┌─ SUPPLIED RECORDS
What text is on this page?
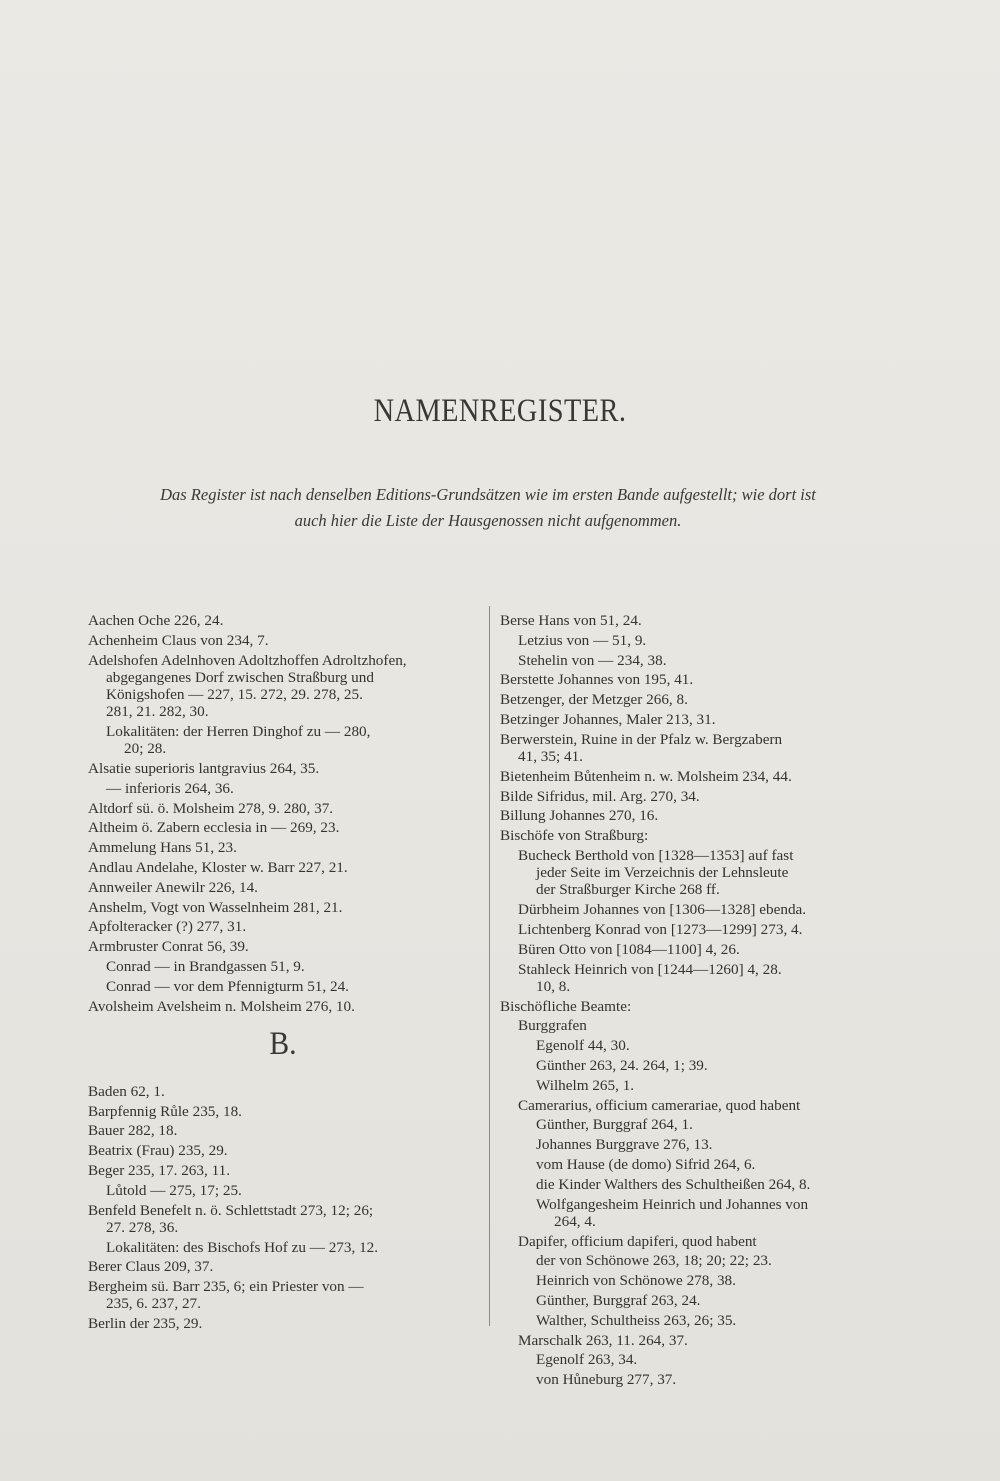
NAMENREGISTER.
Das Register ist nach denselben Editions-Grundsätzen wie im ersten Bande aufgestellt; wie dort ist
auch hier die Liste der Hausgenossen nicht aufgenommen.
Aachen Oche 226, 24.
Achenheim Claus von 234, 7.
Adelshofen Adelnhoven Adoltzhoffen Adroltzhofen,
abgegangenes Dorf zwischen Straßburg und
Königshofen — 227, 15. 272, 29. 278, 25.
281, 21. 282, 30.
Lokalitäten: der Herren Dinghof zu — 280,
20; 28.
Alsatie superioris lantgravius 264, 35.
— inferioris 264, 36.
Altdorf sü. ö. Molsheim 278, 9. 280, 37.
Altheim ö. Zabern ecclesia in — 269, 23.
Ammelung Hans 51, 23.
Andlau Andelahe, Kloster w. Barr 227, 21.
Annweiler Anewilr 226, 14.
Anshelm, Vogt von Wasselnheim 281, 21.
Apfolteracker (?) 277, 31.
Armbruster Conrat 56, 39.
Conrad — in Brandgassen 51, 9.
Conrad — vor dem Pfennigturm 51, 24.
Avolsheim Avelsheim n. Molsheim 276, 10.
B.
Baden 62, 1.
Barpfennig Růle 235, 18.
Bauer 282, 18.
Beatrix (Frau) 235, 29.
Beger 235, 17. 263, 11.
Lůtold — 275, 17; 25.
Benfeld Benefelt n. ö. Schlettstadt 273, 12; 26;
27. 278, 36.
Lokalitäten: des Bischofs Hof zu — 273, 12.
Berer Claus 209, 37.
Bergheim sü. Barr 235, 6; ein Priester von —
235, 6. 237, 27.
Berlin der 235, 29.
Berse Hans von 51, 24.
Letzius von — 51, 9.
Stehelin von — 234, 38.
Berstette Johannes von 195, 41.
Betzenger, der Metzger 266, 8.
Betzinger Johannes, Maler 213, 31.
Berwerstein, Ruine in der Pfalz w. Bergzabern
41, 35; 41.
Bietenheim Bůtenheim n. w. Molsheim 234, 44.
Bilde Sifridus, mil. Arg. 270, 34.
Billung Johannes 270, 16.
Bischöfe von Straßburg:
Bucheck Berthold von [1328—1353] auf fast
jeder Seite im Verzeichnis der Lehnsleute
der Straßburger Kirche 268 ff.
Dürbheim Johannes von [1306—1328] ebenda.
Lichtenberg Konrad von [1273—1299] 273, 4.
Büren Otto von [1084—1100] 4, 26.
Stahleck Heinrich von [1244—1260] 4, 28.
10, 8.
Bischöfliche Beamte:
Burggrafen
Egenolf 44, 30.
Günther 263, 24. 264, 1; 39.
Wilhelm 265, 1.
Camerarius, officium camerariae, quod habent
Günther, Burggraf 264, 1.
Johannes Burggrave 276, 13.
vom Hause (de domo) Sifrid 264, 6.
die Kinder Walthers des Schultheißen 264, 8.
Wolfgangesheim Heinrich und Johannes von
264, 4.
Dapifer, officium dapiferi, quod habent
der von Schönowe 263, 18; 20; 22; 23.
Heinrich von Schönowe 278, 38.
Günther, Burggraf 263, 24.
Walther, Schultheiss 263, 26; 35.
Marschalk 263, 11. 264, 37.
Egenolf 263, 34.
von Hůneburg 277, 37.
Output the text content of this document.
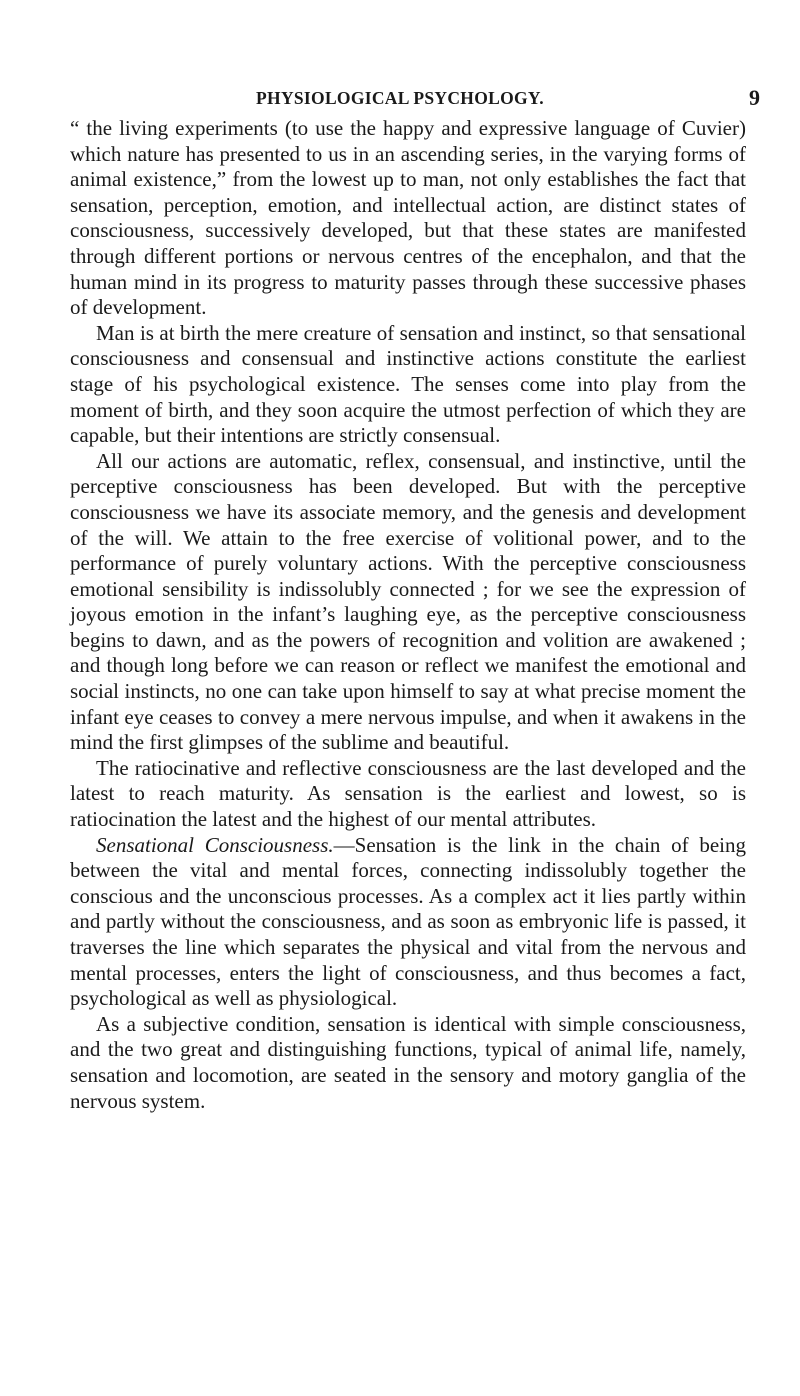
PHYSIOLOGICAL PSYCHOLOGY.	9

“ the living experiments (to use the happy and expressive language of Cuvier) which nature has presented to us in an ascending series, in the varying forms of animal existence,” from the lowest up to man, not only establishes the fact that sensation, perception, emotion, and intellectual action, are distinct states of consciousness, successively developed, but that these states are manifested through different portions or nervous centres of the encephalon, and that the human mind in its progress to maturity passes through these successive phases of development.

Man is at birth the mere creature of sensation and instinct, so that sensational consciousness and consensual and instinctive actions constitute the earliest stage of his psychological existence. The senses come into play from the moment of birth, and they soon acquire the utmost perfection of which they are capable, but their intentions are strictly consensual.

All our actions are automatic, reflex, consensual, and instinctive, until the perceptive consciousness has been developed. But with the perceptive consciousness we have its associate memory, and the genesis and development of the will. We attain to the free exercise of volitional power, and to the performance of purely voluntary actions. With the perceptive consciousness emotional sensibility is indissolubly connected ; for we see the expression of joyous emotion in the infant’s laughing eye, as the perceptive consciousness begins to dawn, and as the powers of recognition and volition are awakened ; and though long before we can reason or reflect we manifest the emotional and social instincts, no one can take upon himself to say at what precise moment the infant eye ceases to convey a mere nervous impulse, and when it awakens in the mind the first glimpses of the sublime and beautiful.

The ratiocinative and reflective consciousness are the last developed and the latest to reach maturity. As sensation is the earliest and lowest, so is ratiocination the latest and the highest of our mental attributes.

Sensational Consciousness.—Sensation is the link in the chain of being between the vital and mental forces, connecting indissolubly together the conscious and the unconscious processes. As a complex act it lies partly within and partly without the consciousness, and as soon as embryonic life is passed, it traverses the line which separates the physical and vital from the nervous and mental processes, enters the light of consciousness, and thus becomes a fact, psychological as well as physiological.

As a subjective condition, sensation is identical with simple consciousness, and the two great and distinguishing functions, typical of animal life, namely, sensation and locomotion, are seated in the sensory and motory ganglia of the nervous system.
└─
┌─ SUPPLIED RECORDS
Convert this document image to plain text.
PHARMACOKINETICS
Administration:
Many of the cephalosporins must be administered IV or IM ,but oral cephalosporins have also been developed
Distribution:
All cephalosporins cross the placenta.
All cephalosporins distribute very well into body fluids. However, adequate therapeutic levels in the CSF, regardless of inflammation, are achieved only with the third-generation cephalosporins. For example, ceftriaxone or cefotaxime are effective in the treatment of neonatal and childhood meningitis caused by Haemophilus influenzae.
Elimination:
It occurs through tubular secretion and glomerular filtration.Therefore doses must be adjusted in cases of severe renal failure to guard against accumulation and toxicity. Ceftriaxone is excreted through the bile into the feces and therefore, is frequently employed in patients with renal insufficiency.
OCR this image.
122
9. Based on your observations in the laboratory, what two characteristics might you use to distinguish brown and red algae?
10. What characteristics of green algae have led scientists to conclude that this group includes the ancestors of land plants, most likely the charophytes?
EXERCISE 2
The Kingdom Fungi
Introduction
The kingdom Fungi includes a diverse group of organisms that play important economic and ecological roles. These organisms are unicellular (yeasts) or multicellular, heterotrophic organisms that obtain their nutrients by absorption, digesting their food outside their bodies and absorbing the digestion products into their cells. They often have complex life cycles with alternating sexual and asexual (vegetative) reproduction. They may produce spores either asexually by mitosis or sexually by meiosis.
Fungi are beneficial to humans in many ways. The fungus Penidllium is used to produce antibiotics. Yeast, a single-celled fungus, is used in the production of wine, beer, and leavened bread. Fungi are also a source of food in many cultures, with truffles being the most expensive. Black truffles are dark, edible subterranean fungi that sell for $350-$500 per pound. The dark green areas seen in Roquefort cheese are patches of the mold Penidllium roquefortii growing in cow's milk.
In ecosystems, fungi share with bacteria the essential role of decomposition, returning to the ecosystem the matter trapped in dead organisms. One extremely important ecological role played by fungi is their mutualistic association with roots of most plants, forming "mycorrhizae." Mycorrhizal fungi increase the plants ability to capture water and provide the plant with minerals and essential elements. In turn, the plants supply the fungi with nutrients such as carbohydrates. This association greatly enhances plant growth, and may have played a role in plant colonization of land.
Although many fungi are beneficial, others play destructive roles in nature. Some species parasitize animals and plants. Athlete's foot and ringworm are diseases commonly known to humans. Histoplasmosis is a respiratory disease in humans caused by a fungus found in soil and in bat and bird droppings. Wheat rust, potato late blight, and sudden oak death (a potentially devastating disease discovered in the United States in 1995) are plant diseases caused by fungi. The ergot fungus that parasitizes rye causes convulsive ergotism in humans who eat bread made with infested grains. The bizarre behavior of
└─
_WHAT IS EXPECTED_
How many of the lines above include the word "Lokalitäten"? Give that number without comment.

_EXERCISE SOLUTION_
2